» Data records
-------------------------

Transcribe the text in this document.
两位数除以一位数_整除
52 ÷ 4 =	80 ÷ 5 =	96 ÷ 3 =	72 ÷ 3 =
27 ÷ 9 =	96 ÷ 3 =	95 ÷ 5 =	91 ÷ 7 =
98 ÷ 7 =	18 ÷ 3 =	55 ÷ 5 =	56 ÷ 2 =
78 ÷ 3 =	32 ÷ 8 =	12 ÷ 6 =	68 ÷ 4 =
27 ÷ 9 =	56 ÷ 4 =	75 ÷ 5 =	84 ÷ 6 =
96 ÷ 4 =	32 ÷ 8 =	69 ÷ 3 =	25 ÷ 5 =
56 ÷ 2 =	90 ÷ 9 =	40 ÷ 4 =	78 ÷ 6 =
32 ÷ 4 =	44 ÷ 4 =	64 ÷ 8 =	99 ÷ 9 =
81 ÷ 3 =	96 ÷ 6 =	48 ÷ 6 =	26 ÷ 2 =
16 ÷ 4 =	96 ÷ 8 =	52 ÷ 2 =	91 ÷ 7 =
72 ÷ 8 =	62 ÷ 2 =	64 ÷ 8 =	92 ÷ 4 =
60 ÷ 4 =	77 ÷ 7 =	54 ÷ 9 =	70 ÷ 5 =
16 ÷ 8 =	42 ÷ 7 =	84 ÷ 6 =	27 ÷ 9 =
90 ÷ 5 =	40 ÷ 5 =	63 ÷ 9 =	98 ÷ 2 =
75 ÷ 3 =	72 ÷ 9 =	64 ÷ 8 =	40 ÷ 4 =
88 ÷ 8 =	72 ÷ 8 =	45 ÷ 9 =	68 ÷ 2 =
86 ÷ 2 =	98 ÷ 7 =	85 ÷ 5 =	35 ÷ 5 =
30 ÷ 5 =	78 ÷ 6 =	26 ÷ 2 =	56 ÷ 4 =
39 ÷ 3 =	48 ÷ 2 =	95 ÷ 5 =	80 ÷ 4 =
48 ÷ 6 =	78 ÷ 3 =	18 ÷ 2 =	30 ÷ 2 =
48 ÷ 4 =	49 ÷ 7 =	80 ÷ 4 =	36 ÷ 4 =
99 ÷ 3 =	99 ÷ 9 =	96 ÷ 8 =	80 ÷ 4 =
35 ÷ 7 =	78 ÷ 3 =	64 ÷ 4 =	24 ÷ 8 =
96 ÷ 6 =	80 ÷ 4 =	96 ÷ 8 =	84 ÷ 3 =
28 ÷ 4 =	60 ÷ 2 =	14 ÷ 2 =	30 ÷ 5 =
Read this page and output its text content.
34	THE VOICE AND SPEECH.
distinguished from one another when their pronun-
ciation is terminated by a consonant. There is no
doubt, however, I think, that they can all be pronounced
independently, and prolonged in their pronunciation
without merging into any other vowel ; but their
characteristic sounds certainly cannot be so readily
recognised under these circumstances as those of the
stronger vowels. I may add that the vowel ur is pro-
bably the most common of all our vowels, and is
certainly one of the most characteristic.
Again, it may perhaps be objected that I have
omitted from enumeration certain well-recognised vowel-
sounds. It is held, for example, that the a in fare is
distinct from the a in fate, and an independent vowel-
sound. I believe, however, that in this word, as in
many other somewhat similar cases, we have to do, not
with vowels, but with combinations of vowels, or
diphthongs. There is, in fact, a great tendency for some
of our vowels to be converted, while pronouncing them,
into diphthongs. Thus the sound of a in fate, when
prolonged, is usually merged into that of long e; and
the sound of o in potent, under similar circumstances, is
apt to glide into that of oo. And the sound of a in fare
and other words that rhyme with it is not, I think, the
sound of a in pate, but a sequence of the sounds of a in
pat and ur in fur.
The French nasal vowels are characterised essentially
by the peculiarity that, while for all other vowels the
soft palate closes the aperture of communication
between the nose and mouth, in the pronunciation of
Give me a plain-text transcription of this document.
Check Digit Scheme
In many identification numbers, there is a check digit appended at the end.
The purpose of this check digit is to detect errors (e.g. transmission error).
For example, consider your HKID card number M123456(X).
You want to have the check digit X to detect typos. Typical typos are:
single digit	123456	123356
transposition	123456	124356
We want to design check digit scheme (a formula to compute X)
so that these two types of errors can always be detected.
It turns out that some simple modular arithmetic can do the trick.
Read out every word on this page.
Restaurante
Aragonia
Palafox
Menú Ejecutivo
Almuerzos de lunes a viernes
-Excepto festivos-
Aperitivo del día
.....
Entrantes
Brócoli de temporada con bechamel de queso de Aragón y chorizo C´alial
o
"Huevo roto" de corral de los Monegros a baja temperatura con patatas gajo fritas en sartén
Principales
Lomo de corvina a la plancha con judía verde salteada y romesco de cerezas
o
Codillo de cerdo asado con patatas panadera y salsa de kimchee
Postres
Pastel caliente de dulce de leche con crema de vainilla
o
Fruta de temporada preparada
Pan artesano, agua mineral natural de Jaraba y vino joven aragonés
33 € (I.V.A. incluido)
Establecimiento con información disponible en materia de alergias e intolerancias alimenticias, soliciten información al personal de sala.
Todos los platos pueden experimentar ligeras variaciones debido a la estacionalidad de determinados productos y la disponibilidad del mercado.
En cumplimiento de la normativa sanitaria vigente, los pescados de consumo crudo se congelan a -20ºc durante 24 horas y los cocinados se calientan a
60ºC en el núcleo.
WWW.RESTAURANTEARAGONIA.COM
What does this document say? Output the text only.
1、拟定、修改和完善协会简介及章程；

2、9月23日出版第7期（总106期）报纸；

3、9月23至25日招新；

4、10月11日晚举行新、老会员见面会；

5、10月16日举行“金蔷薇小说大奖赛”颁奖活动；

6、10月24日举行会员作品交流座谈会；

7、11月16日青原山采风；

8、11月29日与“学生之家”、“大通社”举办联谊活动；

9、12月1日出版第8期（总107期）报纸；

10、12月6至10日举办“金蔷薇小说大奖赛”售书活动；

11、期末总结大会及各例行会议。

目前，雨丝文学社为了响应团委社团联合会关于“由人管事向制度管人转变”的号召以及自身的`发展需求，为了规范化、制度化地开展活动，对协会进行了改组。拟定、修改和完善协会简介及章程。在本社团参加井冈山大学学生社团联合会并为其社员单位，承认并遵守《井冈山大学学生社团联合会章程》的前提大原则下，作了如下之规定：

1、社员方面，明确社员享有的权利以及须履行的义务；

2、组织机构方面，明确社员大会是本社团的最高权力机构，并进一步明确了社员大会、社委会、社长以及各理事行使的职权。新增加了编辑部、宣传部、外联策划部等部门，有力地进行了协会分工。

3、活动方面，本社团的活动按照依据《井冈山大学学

-------------------------

» Set exercise
Collect each line containing the string "certainly".

» Exercise result
characteristic sounds certainly cannot be so readily
certainly one of the most characteristic.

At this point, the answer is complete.